Dataset records:
◆ ◆ ◆ ◆ ◆

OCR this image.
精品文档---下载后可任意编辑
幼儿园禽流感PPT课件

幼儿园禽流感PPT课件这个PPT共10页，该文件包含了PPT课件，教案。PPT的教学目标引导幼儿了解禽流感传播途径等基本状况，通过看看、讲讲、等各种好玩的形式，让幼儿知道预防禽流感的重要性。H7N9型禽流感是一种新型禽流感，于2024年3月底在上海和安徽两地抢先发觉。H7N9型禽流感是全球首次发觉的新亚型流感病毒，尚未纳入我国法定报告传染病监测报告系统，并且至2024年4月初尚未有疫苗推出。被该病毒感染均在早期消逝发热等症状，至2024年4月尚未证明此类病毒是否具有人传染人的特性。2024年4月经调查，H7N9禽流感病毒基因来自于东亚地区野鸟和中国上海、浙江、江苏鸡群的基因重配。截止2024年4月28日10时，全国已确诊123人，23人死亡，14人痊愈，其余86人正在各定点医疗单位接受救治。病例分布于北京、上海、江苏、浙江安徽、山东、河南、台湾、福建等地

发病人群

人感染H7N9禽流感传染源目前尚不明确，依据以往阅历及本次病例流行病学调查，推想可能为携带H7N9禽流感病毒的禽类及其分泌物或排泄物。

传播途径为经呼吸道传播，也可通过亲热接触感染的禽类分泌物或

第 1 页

◆ ◆ ◆ ◆ ◆

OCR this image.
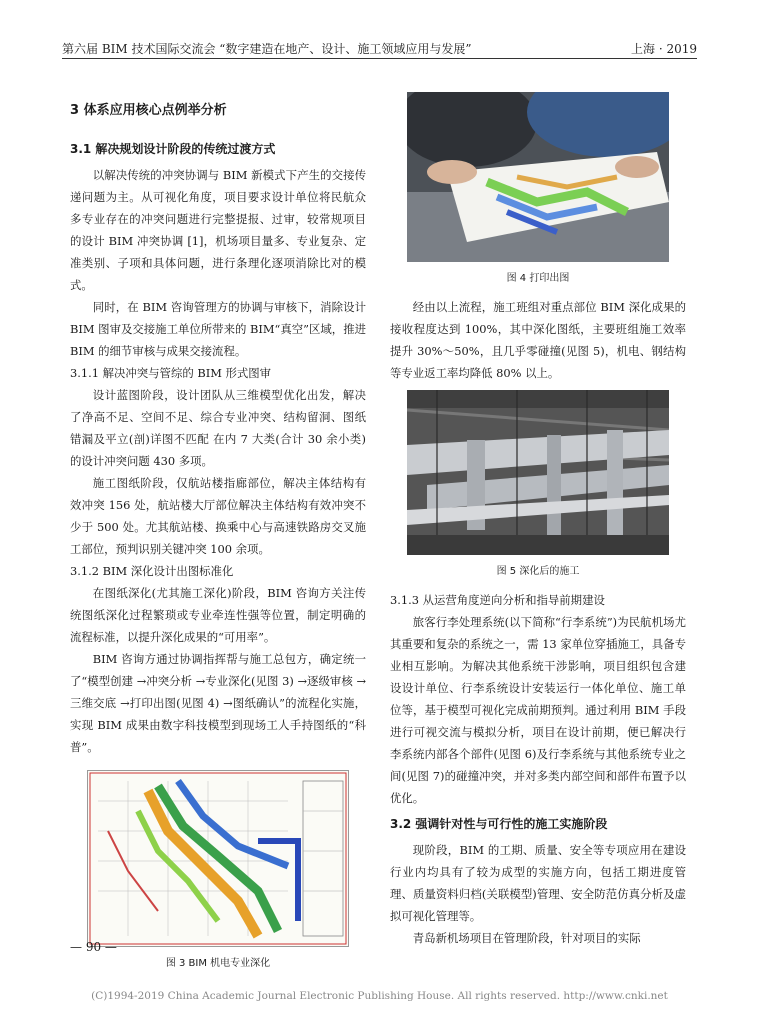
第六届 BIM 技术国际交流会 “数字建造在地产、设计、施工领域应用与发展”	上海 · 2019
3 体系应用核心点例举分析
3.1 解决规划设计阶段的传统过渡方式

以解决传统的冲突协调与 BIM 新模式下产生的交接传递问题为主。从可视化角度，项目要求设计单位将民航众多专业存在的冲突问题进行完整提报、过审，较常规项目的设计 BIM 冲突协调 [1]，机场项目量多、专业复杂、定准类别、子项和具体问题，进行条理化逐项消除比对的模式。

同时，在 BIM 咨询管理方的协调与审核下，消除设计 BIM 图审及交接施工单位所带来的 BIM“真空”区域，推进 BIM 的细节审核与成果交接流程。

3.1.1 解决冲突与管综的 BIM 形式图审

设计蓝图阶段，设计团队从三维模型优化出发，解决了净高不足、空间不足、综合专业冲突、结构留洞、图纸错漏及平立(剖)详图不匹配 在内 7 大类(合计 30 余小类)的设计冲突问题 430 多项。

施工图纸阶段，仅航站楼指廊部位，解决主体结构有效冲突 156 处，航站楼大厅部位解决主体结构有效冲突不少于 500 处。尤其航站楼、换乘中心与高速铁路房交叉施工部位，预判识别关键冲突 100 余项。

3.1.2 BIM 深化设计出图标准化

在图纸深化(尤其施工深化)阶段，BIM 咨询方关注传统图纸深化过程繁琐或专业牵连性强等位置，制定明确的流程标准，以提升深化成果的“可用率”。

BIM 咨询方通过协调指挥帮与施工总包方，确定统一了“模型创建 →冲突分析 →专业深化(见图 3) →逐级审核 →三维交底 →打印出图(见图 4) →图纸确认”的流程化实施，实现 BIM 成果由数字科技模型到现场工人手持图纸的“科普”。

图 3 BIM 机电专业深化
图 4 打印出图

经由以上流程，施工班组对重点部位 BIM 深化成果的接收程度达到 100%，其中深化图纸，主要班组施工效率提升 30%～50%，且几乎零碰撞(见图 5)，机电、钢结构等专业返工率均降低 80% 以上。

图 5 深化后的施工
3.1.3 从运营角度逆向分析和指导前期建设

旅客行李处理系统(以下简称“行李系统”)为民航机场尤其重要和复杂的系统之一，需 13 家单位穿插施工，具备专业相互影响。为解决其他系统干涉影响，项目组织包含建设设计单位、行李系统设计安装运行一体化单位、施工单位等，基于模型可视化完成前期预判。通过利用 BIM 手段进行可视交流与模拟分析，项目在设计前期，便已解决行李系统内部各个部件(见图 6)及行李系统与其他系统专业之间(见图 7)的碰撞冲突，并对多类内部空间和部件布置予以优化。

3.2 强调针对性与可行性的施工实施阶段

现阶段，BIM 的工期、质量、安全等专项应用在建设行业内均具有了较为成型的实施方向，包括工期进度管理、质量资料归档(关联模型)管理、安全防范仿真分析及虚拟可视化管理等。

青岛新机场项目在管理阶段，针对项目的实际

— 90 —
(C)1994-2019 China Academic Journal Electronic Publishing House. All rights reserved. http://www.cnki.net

◆ ◆ ◆ ◆ ◆

* **Exercise requirements**: Show, from the listing above, each line that contains the word "打印出图".

* **Solution below**:
BIM 咨询方通过协调指挥帮与施工总包方，确定统一了“模型创建 →冲突分析 →专业深化(见图 3) →逐级审核 →三维交底 →打印出图(见图 4) →图纸确认”的流程化实施，实现 BIM 成果由数字科技模型到现场工人手持图纸的“科普”。
图 4 打印出图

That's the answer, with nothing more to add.